Figure dataset records
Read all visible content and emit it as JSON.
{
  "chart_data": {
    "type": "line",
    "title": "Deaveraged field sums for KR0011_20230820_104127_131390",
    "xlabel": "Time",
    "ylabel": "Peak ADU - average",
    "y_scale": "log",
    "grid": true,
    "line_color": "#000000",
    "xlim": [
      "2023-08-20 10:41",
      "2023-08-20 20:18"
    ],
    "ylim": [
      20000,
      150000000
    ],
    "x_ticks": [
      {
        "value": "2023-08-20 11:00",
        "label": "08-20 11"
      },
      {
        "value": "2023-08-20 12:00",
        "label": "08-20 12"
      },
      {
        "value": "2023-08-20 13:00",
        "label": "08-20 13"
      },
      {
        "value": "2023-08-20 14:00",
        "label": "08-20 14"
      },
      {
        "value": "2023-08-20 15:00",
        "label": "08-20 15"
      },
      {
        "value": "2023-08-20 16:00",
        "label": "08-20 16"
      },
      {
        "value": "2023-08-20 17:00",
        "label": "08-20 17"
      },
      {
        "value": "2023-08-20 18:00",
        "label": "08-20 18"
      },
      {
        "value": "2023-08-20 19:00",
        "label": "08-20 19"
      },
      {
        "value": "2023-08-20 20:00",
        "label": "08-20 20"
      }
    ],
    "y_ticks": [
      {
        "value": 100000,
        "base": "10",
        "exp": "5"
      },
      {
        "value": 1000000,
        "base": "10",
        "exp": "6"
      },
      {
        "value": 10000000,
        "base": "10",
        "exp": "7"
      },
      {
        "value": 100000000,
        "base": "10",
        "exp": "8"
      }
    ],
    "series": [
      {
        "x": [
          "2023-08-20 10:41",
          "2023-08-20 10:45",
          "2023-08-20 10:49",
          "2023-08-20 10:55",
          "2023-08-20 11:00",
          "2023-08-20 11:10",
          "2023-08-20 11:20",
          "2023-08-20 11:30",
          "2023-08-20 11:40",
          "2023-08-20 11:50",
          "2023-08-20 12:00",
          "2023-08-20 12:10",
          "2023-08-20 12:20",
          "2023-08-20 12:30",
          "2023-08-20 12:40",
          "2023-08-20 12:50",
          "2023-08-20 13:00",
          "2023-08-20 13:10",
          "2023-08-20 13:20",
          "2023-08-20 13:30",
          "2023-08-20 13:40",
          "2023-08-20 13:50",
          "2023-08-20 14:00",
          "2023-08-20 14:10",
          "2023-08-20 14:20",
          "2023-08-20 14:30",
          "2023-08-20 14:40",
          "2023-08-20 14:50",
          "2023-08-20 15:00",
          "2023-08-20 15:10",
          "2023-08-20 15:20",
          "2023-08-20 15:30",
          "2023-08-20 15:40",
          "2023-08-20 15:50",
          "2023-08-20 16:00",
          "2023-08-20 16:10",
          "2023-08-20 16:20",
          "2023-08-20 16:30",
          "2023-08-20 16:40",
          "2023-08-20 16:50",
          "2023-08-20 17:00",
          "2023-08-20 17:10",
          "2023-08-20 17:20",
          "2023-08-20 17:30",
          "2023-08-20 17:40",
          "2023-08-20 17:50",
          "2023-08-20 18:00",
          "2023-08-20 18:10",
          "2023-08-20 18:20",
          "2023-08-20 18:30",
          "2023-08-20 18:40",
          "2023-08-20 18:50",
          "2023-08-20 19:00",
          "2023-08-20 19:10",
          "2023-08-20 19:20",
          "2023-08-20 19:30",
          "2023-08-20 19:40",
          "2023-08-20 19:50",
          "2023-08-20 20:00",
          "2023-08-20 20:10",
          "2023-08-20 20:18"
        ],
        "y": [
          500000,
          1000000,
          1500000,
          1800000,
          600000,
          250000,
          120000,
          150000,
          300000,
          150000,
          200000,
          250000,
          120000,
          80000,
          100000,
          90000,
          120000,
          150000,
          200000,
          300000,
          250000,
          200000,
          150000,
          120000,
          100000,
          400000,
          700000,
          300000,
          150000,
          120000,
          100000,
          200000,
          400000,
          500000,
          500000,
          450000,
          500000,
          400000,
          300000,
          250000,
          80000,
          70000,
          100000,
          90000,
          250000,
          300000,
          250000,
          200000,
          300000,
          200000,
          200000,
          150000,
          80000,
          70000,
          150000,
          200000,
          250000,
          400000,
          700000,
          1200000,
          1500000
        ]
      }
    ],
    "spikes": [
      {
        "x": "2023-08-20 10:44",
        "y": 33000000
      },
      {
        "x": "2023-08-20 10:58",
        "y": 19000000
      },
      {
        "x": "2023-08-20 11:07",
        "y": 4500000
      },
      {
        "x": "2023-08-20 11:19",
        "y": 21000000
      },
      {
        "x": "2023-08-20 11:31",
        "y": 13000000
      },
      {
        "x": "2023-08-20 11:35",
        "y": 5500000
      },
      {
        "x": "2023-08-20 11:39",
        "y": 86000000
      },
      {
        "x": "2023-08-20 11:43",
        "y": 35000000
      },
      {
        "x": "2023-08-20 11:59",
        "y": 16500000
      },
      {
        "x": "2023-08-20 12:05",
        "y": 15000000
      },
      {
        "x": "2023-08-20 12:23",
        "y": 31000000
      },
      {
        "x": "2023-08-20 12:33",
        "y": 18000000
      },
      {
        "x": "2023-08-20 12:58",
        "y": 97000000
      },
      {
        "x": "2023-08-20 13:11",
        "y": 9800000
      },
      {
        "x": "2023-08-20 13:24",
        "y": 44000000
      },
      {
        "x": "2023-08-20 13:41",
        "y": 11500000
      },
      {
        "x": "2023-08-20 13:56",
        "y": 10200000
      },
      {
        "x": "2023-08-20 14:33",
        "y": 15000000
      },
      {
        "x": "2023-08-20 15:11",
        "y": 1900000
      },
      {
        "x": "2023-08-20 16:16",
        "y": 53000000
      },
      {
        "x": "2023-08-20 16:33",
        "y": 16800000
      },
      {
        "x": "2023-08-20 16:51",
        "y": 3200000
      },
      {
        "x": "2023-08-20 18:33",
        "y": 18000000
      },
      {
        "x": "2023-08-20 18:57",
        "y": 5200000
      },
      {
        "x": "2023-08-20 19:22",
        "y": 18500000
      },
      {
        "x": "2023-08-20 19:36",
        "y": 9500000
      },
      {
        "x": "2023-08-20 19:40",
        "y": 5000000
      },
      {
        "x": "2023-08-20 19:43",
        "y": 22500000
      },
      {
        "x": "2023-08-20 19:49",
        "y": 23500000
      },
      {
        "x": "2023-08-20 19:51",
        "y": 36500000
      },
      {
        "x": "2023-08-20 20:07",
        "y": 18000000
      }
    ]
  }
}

• Aim of the task: Repeat each entry word for word.

• Task answer:
Read all visible content and emit it as JSON.
{
  "chart_data": {
    "type": "line",
    "title": "Deaveraged field sums for KR0011_20230820_104127_131390",
    "xlabel": "Time",
    "ylabel": "Peak ADU - average",
    "y_scale": "log",
    "grid": true,
    "line_color": "#000000",
    "xlim": [
      "2023-08-20 10:41",
      "2023-08-20 20:18"
    ],
    "ylim": [
      20000,
      150000000
    ],
    "x_ticks": [
      {
        "value": "2023-08-20 11:00",
        "label": "08-20 11"
      },
      {
        "value": "2023-08-20 12:00",
        "label": "08-20 12"
      },
      {
        "value": "2023-08-20 13:00",
        "label": "08-20 13"
      },
      {
        "value": "2023-08-20 14:00",
        "label": "08-20 14"
      },
      {
        "value": "2023-08-20 15:00",
        "label": "08-20 15"
      },
      {
        "value": "2023-08-20 16:00",
        "label": "08-20 16"
      },
      {
        "value": "2023-08-20 17:00",
        "label": "08-20 17"
      },
      {
        "value": "2023-08-20 18:00",
        "label": "08-20 18"
      },
      {
        "value": "2023-08-20 19:00",
        "label": "08-20 19"
      },
      {
        "value": "2023-08-20 20:00",
        "label": "08-20 20"
      }
    ],
    "y_ticks": [
      {
        "value": 100000,
        "base": "10",
        "exp": "5"
      },
      {
        "value": 1000000,
        "base": "10",
        "exp": "6"
      },
      {
        "value": 10000000,
        "base": "10",
        "exp": "7"
      },
      {
        "value": 100000000,
        "base": "10",
        "exp": "8"
      }
    ],
    "series": [
      {
        "x": [
          "2023-08-20 10:41",
          "2023-08-20 10:45",
          "2023-08-20 10:49",
          "2023-08-20 10:55",
          "2023-08-20 11:00",
          "2023-08-20 11:10",
          "2023-08-20 11:20",
          "2023-08-20 11:30",
          "2023-08-20 11:40",
          "2023-08-20 11:50",
          "2023-08-20 12:00",
          "2023-08-20 12:10",
          "2023-08-20 12:20",
          "2023-08-20 12:30",
          "2023-08-20 12:40",
          "2023-08-20 12:50",
          "2023-08-20 13:00",
          "2023-08-20 13:10",
          "2023-08-20 13:20",
          "2023-08-20 13:30",
          "2023-08-20 13:40",
          "2023-08-20 13:50",
          "2023-08-20 14:00",
          "2023-08-20 14:10",
          "2023-08-20 14:20",
          "2023-08-20 14:30",
          "2023-08-20 14:40",
          "2023-08-20 14:50",
          "2023-08-20 15:00",
          "2023-08-20 15:10",
          "2023-08-20 15:20",
          "2023-08-20 15:30",
          "2023-08-20 15:40",
          "2023-08-20 15:50",
          "2023-08-20 16:00",
          "2023-08-20 16:10",
          "2023-08-20 16:20",
          "2023-08-20 16:30",
          "2023-08-20 16:40",
          "2023-08-20 16:50",
          "2023-08-20 17:00",
          "2023-08-20 17:10",
          "2023-08-20 17:20",
          "2023-08-20 17:30",
          "2023-08-20 17:40",
          "2023-08-20 17:50",
          "2023-08-20 18:00",
          "2023-08-20 18:10",
          "2023-08-20 18:20",
          "2023-08-20 18:30",
          "2023-08-20 18:40",
          "2023-08-20 18:50",
          "2023-08-20 19:00",
          "2023-08-20 19:10",
          "2023-08-20 19:20",
          "2023-08-20 19:30",
          "2023-08-20 19:40",
          "2023-08-20 19:50",
          "2023-08-20 20:00",
          "2023-08-20 20:10",
          "2023-08-20 20:18"
        ],
        "y": [
          500000,
          1000000,
          1500000,
          1800000,
          600000,
          250000,
          120000,
          150000,
          300000,
          150000,
          200000,
          250000,
          120000,
          80000,
          100000,
          90000,
          120000,
          150000,
          200000,
          300000,
          250000,
          200000,
          150000,
          120000,
          100000,
          400000,
          700000,
          300000,
          150000,
          120000,
          100000,
          200000,
          400000,
          500000,
          500000,
          450000,
          500000,
          400000,
          300000,
          250000,
          80000,
          70000,
          100000,
          90000,
          250000,
          300000,
          250000,
          200000,
          300000,
          200000,
          200000,
          150000,
          80000,
          70000,
          150000,
          200000,
          250000,
          400000,
          700000,
          1200000,
          1500000
        ]
      }
    ],
    "spikes": [
      {
        "x": "2023-08-20 10:44",
        "y": 33000000
      },
      {
        "x": "2023-08-20 10:58",
        "y": 19000000
      },
      {
        "x": "2023-08-20 11:07",
        "y": 4500000
      },
      {
        "x": "2023-08-20 11:19",
        "y": 21000000
      },
      {
        "x": "2023-08-20 11:31",
        "y": 13000000
      },
      {
        "x": "2023-08-20 11:35",
        "y": 5500000
      },
      {
        "x": "2023-08-20 11:39",
        "y": 86000000
      },
      {
        "x": "2023-08-20 11:43",
        "y": 35000000
      },
      {
        "x": "2023-08-20 11:59",
        "y": 16500000
      },
      {
        "x": "2023-08-20 12:05",
        "y": 15000000
      },
      {
        "x": "2023-08-20 12:23",
        "y": 31000000
      },
      {
        "x": "2023-08-20 12:33",
        "y": 18000000
      },
      {
        "x": "2023-08-20 12:58",
        "y": 97000000
      },
      {
        "x": "2023-08-20 13:11",
        "y": 9800000
      },
      {
        "x": "2023-08-20 13:24",
        "y": 44000000
      },
      {
        "x": "2023-08-20 13:41",
        "y": 11500000
      },
      {
        "x": "2023-08-20 13:56",
        "y": 10200000
      },
      {
        "x": "2023-08-20 14:33",
        "y": 15000000
      },
      {
        "x": "2023-08-20 15:11",
        "y": 1900000
      },
      {
        "x": "2023-08-20 16:16",
        "y": 53000000
      },
      {
        "x": "2023-08-20 16:33",
        "y": 16800000
      },
      {
        "x": "2023-08-20 16:51",
        "y": 3200000
      },
      {
        "x": "2023-08-20 18:33",
        "y": 18000000
      },
      {
        "x": "2023-08-20 18:57",
        "y": 5200000
      },
      {
        "x": "2023-08-20 19:22",
        "y": 18500000
      },
      {
        "x": "2023-08-20 19:36",
        "y": 9500000
      },
      {
        "x": "2023-08-20 19:40",
        "y": 5000000
      },
      {
        "x": "2023-08-20 19:43",
        "y": 22500000
      },
      {
        "x": "2023-08-20 19:49",
        "y": 23500000
      },
      {
        "x": "2023-08-20 19:51",
        "y": 36500000
      },
      {
        "x": "2023-08-20 20:07",
        "y": 18000000
      }
    ]
  }
}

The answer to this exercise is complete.